Work instructions
Reproduce the data from the line containing "geo-arrow-head bbox=[673, 519, 678, 525]" through the line containing "geo-arrow bbox=[327, 703, 345, 711]", without changing any line.

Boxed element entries
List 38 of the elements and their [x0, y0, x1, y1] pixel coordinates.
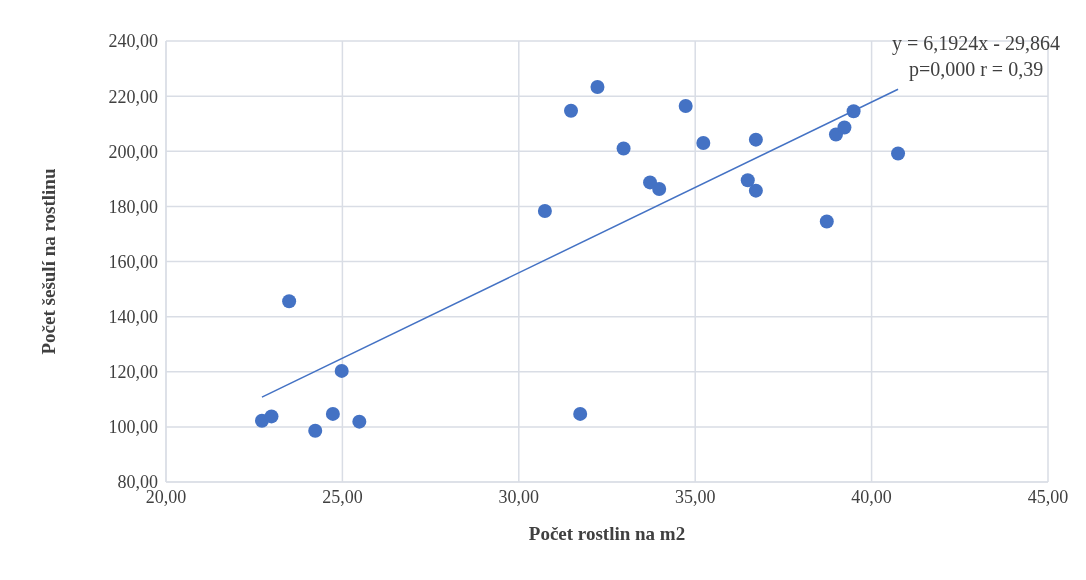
- point: [325, 406, 340, 421]
- x-tick-label: 40,00: [851, 486, 892, 507]
- point: [837, 120, 852, 135]
- annotation: p=0,000 r = 0,39: [907, 57, 1045, 82]
- point: [652, 182, 667, 197]
- point: [564, 103, 579, 118]
- point: [264, 409, 279, 424]
- y-tick-label: 120,00: [108, 362, 158, 383]
- point: [748, 183, 763, 198]
- x-tick-label: 25,00: [322, 486, 363, 507]
- point: [616, 141, 631, 156]
- y-tick-label: 220,00: [108, 86, 158, 107]
- y-tick-label: 160,00: [108, 251, 158, 272]
- x-tick-label: 35,00: [674, 486, 716, 507]
- x-tick-label: 45,00: [1027, 486, 1069, 507]
- point: [819, 214, 834, 229]
- point: [678, 99, 693, 114]
- x-axis-title: Počet rostlin na m2: [528, 523, 686, 544]
- point: [891, 146, 906, 161]
- y-tick-label: 240,00: [108, 31, 158, 52]
- x-tick-label: 30,00: [498, 486, 540, 507]
- point: [308, 423, 323, 438]
- y-tick-label: 100,00: [108, 417, 158, 438]
- point: [352, 414, 367, 429]
- point: [696, 135, 711, 150]
- point: [573, 406, 588, 421]
- point: [537, 204, 552, 219]
- point: [740, 173, 755, 188]
- y-tick-label: 200,00: [108, 141, 158, 162]
- annotation: y = 6,1924x - 29,864: [892, 31, 1060, 56]
- y-tick-label: 140,00: [108, 307, 158, 328]
- point: [643, 175, 658, 190]
- point: [282, 294, 297, 309]
- y-axis-title: Počet šešulí na rostlinu: [37, 168, 59, 355]
- y-tick-label: 180,00: [108, 196, 158, 217]
- point: [748, 132, 763, 147]
- point: [590, 80, 605, 95]
- point: [334, 363, 349, 378]
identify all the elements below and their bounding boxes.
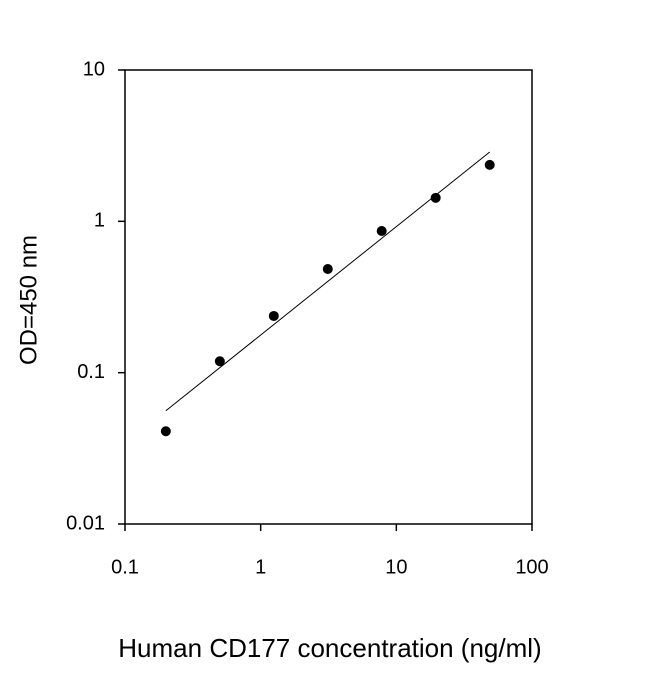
data-point: [484, 159, 495, 170]
data-point: [430, 192, 441, 203]
x-tick-label: 10: [385, 556, 407, 578]
data-point: [322, 264, 333, 275]
y-axis-title: OD=450 nm: [15, 235, 42, 365]
x-axis-title: Human CD177 concentration (ng/ml): [118, 633, 541, 663]
x-tick-label: 1: [255, 556, 266, 578]
fit-line: [165, 151, 491, 412]
x-tick-label: 0.1: [111, 556, 139, 578]
data-point: [214, 356, 225, 367]
data-point: [268, 310, 279, 321]
data-point: [160, 426, 171, 437]
x-tick-label: 100: [515, 556, 548, 578]
data-point: [376, 226, 387, 237]
y-tick-label: 10: [83, 58, 105, 80]
y-tick-label: 1: [94, 210, 105, 232]
y-tick-label: 0.01: [66, 512, 105, 534]
y-tick-label: 0.1: [77, 361, 105, 383]
plot-frame: [124, 69, 533, 525]
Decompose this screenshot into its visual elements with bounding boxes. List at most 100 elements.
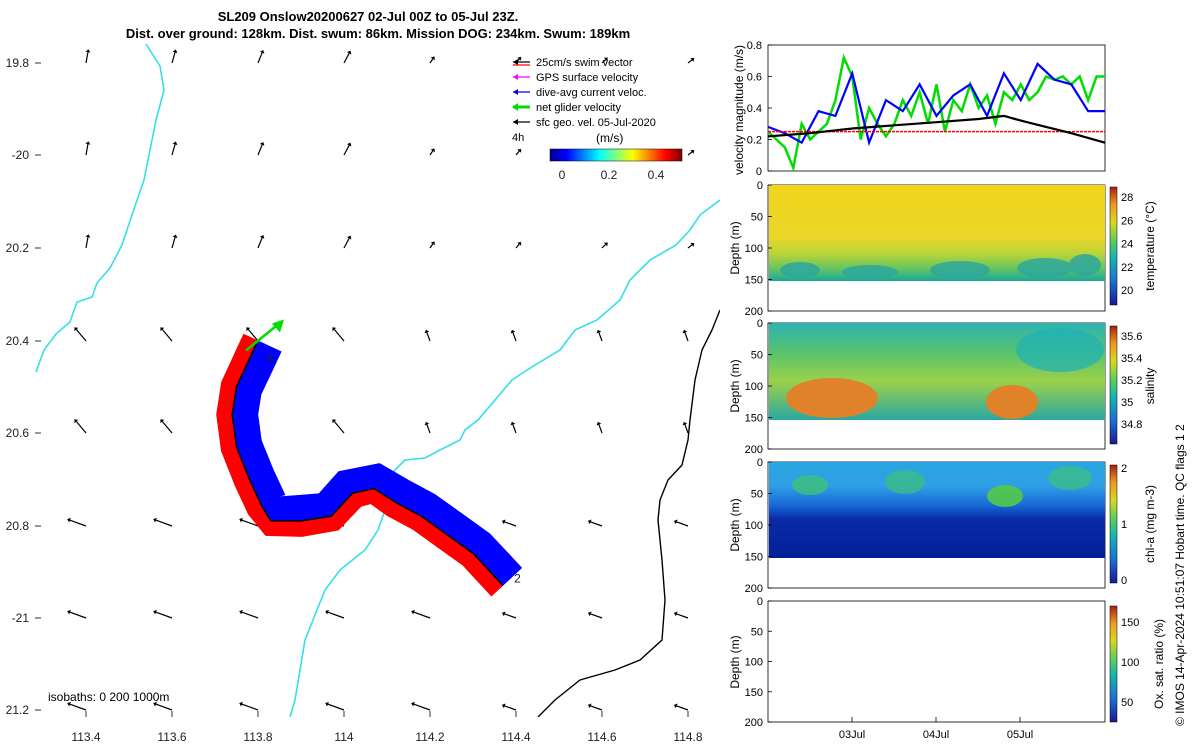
geo-arrow-head bbox=[673, 519, 678, 525]
geo-arrow bbox=[327, 611, 345, 619]
geo-arrow bbox=[504, 521, 517, 527]
geo-arrow-head bbox=[587, 519, 592, 525]
geo-arrow-head bbox=[67, 701, 71, 707]
depth-tick-label: 50 bbox=[751, 212, 763, 224]
geo-arrow-head bbox=[682, 329, 688, 334]
geo-arrow bbox=[598, 424, 603, 434]
geo-arrow bbox=[241, 703, 259, 711]
geo-arrow bbox=[429, 58, 434, 64]
temperature-cold-patches bbox=[780, 254, 1101, 279]
geo-arrow bbox=[327, 703, 345, 711]
map-ticks: 113.4 113.6 113.8 114 114.2 114.4 114.6 114.8 19… bbox=[6, 56, 703, 744]
temperature-ticks: 0 50 100 150 200 28 26 24 22 20 bbox=[745, 180, 1134, 318]
geo-arrow-head bbox=[160, 327, 165, 332]
geo-arrow-head bbox=[346, 142, 352, 147]
geo-arrow-head bbox=[332, 327, 337, 332]
geo-arrow-head bbox=[430, 56, 435, 61]
geo-arrow bbox=[85, 144, 89, 156]
geo-arrow-head bbox=[239, 609, 243, 615]
velocity-ytick-label: 0.4 bbox=[747, 103, 762, 115]
depth-tick-label: 200 bbox=[745, 306, 763, 318]
velocity-line-geo bbox=[767, 114, 1106, 144]
depth-tick-label: 50 bbox=[751, 489, 763, 501]
geo-arrow bbox=[155, 703, 173, 711]
geo-arrow bbox=[687, 244, 693, 249]
geo-arrow bbox=[257, 52, 263, 64]
colorbar-tick-2: 0.4 bbox=[648, 168, 665, 182]
velocity-ytick-label: 0.2 bbox=[747, 135, 762, 147]
geo-arrow-head bbox=[153, 517, 157, 523]
velocity-line-dive bbox=[767, 62, 1105, 147]
geo-arrow bbox=[429, 150, 434, 156]
depth-tick-label: 200 bbox=[745, 444, 763, 456]
geo-arrow-head bbox=[153, 609, 157, 615]
salinity-ticks: 0 50 100 150 200 35.6 35.4 35.2 35 34.8 bbox=[745, 318, 1143, 456]
geo-arrow bbox=[413, 611, 431, 619]
depth-tick-label: 0 bbox=[757, 596, 763, 608]
geo-arrow-head bbox=[160, 419, 165, 424]
velocity-line-net bbox=[767, 53, 1105, 173]
geo-arrow bbox=[676, 705, 689, 711]
colorbar-tick-label: 0 bbox=[1121, 575, 1127, 587]
depth-tick-label: 200 bbox=[745, 583, 763, 595]
geo-arrow-head bbox=[172, 141, 178, 146]
geo-arrow bbox=[241, 519, 259, 527]
map-legend: 25cm/s swim vector GPS surface velocity … bbox=[512, 57, 683, 182]
geo-arrow-head bbox=[74, 419, 79, 424]
geo-arrow bbox=[601, 244, 607, 249]
geo-arrow bbox=[171, 237, 176, 249]
geo-arrow bbox=[333, 421, 345, 434]
geo-arrow-head bbox=[67, 517, 71, 523]
geo-arrow bbox=[155, 519, 173, 527]
geo-arrow bbox=[85, 237, 89, 249]
chla-panel: 0 50 100 150 200 2 1 0 Depth (m) chl-a (mg m-3) bbox=[728, 457, 1157, 595]
map-ytick-label: 20.6 bbox=[6, 426, 30, 440]
temperature-panel: 0 50 100 150 200 28 26 24 22 20 Depth (m) tempera… bbox=[728, 180, 1157, 318]
geo-arrow-head bbox=[603, 242, 608, 247]
geo-arrow-head bbox=[246, 327, 251, 332]
geo-arrow bbox=[241, 611, 259, 619]
geo-arrow-head bbox=[411, 701, 415, 707]
salinity-ylabel: Depth (m) bbox=[728, 359, 742, 412]
geo-arrow bbox=[69, 703, 87, 711]
depth-tick-label: 100 bbox=[745, 381, 763, 393]
oxygen-axes bbox=[767, 600, 1106, 723]
legend-net: net glider velocity bbox=[536, 102, 621, 114]
map-xtick-label: 114.8 bbox=[673, 730, 702, 744]
track-label-start: 6 bbox=[267, 352, 274, 366]
geo-arrow bbox=[504, 613, 517, 619]
geo-arrow-head bbox=[517, 56, 522, 61]
geo-arrow-head bbox=[596, 421, 602, 426]
colorbar-tick-label: 20 bbox=[1121, 285, 1133, 297]
geo-arrow-head bbox=[690, 149, 695, 154]
geo-arrow bbox=[676, 521, 689, 527]
colorbar-tick-1: 0.2 bbox=[601, 168, 618, 182]
geo-arrow bbox=[155, 611, 173, 619]
geo-arrow bbox=[512, 332, 517, 342]
colorbar-tick-label: 22 bbox=[1121, 262, 1133, 274]
map-xtick-label: 113.6 bbox=[157, 730, 186, 744]
geo-arrow-head bbox=[673, 703, 678, 709]
geo-arrow-head bbox=[239, 701, 243, 707]
depth-tick-label: 150 bbox=[745, 413, 763, 425]
velocity-ytick-label: 0 bbox=[756, 166, 762, 178]
geo-arrow bbox=[676, 613, 689, 619]
chla-colorbar bbox=[1109, 464, 1118, 584]
geo-arrow bbox=[512, 424, 517, 434]
salinity-panel: 0 50 100 150 200 35.6 35.4 35.2 35 34.8 Depth (m)… bbox=[728, 318, 1157, 456]
geo-arrow bbox=[257, 144, 263, 156]
geo-arrow bbox=[343, 238, 350, 249]
colorbar-tick-label: 100 bbox=[1121, 657, 1139, 669]
title-line-2: Dist. over ground: 128km. Dist. swum: 86… bbox=[126, 26, 630, 41]
geo-arrow-head bbox=[346, 235, 352, 240]
depth-tick-label: 150 bbox=[745, 687, 763, 699]
glider-track: 62 bbox=[216, 319, 523, 597]
geo-arrow-head bbox=[517, 241, 522, 246]
salinity-colorbar bbox=[1109, 325, 1118, 445]
depth-tick-label: 50 bbox=[751, 350, 763, 362]
geo-arrow bbox=[684, 332, 689, 342]
map-xtick-label: 114 bbox=[334, 730, 353, 744]
map-xtick-label: 114.2 bbox=[415, 730, 444, 744]
track-label-end: 2 bbox=[514, 572, 521, 586]
geo-arrow-head bbox=[587, 611, 592, 617]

Output
geo-arrow-head bbox=[673, 519, 678, 525]
geo-arrow bbox=[327, 611, 345, 619]
geo-arrow bbox=[504, 521, 517, 527]
geo-arrow-head bbox=[587, 519, 592, 525]
geo-arrow-head bbox=[67, 701, 71, 707]
depth-tick-label: 50 bbox=[751, 212, 763, 224]
geo-arrow-head bbox=[682, 329, 688, 334]
geo-arrow bbox=[598, 424, 603, 434]
geo-arrow bbox=[241, 703, 259, 711]
geo-arrow bbox=[429, 58, 434, 64]
temperature-cold-patches bbox=[780, 254, 1101, 279]
geo-arrow bbox=[327, 703, 345, 711]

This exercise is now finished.